Chart and figure data:
-- begin --

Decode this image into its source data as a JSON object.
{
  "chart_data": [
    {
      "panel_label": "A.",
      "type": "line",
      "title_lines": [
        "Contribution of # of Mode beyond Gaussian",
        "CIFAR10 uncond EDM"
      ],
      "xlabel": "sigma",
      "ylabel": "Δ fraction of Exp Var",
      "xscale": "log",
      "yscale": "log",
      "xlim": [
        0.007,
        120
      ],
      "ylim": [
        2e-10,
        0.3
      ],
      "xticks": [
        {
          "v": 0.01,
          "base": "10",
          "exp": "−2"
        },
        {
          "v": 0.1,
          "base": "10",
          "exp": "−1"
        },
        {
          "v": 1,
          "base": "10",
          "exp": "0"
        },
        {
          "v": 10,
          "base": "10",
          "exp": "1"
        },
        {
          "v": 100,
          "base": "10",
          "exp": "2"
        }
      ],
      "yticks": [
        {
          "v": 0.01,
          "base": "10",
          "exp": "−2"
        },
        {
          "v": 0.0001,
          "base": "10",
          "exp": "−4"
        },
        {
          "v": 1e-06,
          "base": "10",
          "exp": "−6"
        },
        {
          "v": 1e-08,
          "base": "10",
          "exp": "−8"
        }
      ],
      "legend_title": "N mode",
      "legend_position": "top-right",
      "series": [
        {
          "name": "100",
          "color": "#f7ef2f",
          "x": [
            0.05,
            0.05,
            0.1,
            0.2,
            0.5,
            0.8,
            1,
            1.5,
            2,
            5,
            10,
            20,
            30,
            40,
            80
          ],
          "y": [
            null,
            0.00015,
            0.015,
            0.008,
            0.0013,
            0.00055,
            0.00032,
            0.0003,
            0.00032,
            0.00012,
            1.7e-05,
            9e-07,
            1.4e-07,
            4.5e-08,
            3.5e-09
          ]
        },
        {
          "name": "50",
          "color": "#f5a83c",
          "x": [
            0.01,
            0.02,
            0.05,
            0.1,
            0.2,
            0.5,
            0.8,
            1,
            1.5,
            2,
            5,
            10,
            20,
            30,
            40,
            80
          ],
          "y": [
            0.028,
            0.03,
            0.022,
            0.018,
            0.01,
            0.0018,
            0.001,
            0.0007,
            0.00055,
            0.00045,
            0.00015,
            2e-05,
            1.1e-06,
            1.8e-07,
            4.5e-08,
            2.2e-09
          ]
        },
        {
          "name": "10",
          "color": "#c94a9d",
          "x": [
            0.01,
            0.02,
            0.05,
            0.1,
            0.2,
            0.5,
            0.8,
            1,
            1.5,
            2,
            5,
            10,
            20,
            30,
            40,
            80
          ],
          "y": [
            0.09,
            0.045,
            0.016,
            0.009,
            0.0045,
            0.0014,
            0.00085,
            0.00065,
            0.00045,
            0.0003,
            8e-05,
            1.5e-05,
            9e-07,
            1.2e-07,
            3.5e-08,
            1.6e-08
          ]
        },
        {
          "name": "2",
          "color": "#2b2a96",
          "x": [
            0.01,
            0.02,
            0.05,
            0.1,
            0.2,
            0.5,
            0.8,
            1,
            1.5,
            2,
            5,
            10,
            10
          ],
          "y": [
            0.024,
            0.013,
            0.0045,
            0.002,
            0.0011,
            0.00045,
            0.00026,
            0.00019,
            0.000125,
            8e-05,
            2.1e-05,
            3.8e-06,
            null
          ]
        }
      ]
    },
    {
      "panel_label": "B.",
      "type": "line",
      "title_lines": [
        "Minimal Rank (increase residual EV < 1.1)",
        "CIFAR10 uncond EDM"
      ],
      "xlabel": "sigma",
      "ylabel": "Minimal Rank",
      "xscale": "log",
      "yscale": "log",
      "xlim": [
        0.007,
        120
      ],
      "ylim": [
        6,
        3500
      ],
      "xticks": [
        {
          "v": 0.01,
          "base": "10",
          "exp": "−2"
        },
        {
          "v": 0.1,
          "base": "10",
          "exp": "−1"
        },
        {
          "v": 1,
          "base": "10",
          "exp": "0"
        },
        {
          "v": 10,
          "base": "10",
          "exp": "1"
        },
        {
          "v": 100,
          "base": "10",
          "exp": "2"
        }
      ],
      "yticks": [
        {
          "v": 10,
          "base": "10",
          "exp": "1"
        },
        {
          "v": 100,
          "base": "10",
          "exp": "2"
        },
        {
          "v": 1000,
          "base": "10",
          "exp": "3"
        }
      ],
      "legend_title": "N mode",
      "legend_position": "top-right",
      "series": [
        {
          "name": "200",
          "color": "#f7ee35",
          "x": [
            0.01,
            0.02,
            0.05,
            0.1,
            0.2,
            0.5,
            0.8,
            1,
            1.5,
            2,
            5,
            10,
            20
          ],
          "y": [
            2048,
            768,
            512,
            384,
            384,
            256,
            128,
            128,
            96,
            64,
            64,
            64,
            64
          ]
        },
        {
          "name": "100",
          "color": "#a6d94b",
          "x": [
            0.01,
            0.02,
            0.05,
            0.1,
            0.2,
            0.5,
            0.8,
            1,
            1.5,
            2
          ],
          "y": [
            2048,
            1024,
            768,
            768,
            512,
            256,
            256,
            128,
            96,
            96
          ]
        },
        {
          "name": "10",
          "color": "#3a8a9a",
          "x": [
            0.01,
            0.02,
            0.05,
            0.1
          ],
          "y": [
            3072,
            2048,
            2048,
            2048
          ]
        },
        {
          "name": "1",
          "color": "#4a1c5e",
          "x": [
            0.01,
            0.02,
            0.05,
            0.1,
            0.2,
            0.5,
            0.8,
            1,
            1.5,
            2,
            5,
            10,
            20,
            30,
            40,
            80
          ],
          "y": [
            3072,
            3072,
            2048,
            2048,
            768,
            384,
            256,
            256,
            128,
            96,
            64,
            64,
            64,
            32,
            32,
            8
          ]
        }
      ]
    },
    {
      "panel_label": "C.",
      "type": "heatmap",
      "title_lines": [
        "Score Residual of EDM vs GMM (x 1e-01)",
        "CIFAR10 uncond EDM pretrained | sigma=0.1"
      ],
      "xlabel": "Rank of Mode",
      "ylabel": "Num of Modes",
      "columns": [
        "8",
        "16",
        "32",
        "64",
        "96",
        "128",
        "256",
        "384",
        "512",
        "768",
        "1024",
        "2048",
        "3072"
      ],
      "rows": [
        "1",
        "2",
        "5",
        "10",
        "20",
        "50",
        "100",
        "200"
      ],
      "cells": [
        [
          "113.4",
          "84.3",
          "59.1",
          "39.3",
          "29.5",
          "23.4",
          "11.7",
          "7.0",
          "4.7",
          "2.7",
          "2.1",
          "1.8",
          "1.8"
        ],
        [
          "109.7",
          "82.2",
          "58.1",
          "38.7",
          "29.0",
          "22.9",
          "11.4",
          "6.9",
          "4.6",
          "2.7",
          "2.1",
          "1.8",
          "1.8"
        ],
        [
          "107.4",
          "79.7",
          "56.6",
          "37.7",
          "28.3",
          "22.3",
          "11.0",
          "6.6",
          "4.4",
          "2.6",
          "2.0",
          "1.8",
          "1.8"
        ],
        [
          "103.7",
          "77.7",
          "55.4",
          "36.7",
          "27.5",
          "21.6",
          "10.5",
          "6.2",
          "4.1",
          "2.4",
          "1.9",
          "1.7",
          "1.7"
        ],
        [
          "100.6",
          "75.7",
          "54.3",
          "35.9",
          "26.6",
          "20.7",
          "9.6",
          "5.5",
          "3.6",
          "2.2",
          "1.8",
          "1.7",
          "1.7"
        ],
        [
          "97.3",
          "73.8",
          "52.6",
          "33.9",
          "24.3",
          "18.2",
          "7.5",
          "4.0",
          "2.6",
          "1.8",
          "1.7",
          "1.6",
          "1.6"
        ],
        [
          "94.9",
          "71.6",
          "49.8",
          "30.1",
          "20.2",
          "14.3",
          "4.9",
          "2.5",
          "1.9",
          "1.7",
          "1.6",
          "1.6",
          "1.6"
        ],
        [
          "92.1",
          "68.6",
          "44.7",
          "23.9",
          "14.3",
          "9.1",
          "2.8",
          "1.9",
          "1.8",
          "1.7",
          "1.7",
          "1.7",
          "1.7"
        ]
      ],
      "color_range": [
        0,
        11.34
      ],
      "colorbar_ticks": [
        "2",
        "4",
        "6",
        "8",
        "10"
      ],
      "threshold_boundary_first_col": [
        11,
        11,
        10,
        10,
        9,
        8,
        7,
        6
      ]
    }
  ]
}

-- end --

Task
List every line in the records above that contains the word "ylabel".

Task answer
      "ylabel": "Δ fraction of Exp Var",
      "ylabel": "Minimal Rank",
      "ylabel": "Num of Modes",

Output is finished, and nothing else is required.